- _TASK DESCRIPTION_: Output exactly the lines from the line with "What data populates" through the end of the records below. Include nothing else.

+++ EXCERPTED RECORDS

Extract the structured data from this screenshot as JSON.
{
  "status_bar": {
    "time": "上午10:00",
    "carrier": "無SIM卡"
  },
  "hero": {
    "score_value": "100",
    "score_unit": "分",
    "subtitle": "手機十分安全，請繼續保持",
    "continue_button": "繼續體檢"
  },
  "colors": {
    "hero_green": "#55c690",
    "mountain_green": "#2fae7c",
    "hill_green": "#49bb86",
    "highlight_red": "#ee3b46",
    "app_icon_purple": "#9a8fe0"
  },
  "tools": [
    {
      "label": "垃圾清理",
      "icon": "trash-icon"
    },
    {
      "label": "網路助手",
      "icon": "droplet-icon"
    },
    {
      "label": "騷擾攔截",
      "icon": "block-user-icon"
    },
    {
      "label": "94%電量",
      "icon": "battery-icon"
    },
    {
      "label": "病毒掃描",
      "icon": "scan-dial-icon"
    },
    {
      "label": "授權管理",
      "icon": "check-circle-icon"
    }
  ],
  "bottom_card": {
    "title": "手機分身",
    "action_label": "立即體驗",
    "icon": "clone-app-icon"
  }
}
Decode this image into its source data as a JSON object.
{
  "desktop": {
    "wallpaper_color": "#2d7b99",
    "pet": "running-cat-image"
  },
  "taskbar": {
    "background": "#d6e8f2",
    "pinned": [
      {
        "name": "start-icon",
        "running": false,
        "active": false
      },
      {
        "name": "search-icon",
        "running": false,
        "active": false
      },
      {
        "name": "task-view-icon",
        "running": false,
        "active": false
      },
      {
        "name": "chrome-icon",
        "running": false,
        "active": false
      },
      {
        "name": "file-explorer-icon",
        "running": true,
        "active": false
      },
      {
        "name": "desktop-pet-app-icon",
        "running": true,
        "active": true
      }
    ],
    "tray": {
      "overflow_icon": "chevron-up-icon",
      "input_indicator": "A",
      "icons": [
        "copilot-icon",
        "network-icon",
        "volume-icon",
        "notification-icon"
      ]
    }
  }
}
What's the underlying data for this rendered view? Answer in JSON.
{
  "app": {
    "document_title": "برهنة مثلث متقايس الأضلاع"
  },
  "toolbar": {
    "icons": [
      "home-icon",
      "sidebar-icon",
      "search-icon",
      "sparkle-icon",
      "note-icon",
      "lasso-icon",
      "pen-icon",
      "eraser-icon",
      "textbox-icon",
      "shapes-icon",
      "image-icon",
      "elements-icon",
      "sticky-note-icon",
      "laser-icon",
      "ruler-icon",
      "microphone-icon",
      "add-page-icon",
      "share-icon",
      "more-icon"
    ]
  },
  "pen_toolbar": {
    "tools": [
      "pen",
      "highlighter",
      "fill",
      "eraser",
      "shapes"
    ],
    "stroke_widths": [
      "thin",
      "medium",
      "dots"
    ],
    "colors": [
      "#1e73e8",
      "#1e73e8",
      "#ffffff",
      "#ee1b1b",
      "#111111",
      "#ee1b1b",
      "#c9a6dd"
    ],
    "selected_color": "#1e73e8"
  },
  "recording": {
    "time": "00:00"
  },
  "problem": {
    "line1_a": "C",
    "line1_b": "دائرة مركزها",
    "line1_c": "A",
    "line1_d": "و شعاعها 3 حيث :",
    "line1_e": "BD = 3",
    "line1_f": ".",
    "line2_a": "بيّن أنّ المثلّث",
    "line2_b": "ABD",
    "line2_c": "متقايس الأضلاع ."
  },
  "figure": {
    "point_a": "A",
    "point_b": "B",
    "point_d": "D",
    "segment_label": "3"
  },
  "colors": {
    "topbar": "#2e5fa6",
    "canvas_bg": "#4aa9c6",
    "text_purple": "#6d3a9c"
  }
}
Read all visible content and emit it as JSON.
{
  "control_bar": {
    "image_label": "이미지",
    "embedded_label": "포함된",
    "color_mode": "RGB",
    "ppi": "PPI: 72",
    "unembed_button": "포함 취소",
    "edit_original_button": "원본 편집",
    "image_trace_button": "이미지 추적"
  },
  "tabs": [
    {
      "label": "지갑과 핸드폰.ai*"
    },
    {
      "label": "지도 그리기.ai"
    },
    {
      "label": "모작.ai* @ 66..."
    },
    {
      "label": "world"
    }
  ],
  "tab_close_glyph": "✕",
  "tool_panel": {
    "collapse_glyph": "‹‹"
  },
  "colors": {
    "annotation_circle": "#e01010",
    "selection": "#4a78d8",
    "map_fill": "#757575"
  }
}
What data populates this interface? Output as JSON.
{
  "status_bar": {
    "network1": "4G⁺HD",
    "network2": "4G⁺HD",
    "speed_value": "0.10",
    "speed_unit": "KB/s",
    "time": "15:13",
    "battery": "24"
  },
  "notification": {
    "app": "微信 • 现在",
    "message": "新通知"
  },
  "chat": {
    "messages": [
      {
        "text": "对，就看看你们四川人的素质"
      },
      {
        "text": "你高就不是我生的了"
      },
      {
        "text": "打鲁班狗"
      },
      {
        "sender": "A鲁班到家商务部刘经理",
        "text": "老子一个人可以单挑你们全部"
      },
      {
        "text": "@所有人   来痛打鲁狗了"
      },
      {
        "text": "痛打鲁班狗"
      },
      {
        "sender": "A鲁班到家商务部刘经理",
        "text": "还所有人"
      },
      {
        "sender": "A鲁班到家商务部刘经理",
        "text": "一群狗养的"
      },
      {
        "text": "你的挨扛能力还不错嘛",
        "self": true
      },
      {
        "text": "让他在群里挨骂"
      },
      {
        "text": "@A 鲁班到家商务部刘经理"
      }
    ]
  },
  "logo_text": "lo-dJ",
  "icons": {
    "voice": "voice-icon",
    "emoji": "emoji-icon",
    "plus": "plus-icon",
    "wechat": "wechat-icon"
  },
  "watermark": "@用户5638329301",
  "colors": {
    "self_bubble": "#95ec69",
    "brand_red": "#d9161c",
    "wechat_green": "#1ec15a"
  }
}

++++++

- _RIGHT ANSWER_:
What data populates this interface? Output as JSON.
{
  "status_bar": {
    "network1": "4G⁺HD",
    "network2": "4G⁺HD",
    "speed_value": "0.10",
    "speed_unit": "KB/s",
    "time": "15:13",
    "battery": "24"
  },
  "notification": {
    "app": "微信 • 现在",
    "message": "新通知"
  },
  "chat": {
    "messages": [
      {
        "text": "对，就看看你们四川人的素质"
      },
      {
        "text": "你高就不是我生的了"
      },
      {
        "text": "打鲁班狗"
      },
      {
        "sender": "A鲁班到家商务部刘经理",
        "text": "老子一个人可以单挑你们全部"
      },
      {
        "text": "@所有人   来痛打鲁狗了"
      },
      {
        "text": "痛打鲁班狗"
      },
      {
        "sender": "A鲁班到家商务部刘经理",
        "text": "还所有人"
      },
      {
        "sender": "A鲁班到家商务部刘经理",
        "text": "一群狗养的"
      },
      {
        "text": "你的挨扛能力还不错嘛",
        "self": true
      },
      {
        "text": "让他在群里挨骂"
      },
      {
        "text": "@A 鲁班到家商务部刘经理"
      }
    ]
  },
  "logo_text": "lo-dJ",
  "icons": {
    "voice": "voice-icon",
    "emoji": "emoji-icon",
    "plus": "plus-icon",
    "wechat": "wechat-icon"
  },
  "watermark": "@用户5638329301",
  "colors": {
    "self_bubble": "#95ec69",
    "brand_red": "#d9161c",
    "wechat_green": "#1ec15a"
  }
}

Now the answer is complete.